Given task:
Copy out each line of the listing that has the word "Quantité" in it.

— begin Supplied information —

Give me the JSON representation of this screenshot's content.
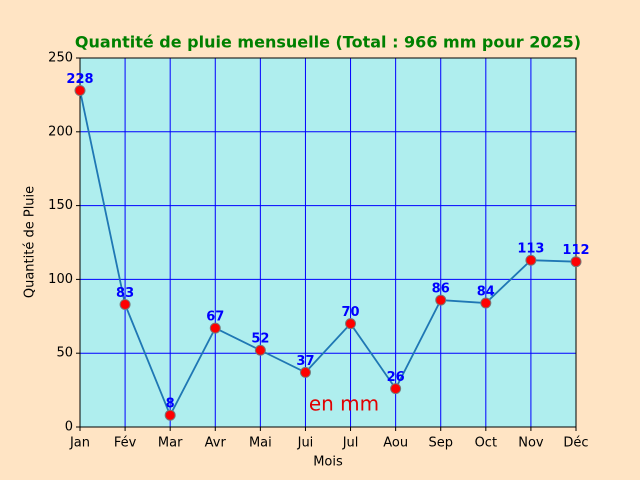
{
  "chart_data": {
    "type": "line",
    "title": "Quantité de pluie mensuelle (Total : 966 mm pour 2025)",
    "x_label": "Mois",
    "y_label": "Quantité de Pluie",
    "categories": [
      "Jan",
      "Fév",
      "Mar",
      "Avr",
      "Mai",
      "Jui",
      "Jul",
      "Aou",
      "Sep",
      "Oct",
      "Nov",
      "Déc"
    ],
    "values": [
      228,
      83,
      8,
      67,
      52,
      37,
      70,
      26,
      86,
      84,
      113,
      112
    ],
    "color": "#1f77b4",
    "marker_color": "#ff0000",
    "ylim": [
      0,
      250
    ],
    "yticks": [
      0,
      50,
      100,
      150,
      200,
      250
    ],
    "grid": true,
    "annotation": "en mm"
  }
}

— end Supplied information —

Answer to this exercise:
    "title": "Quantité de pluie mensuelle (Total : 966 mm pour 2025)",
    "y_label": "Quantité de Pluie",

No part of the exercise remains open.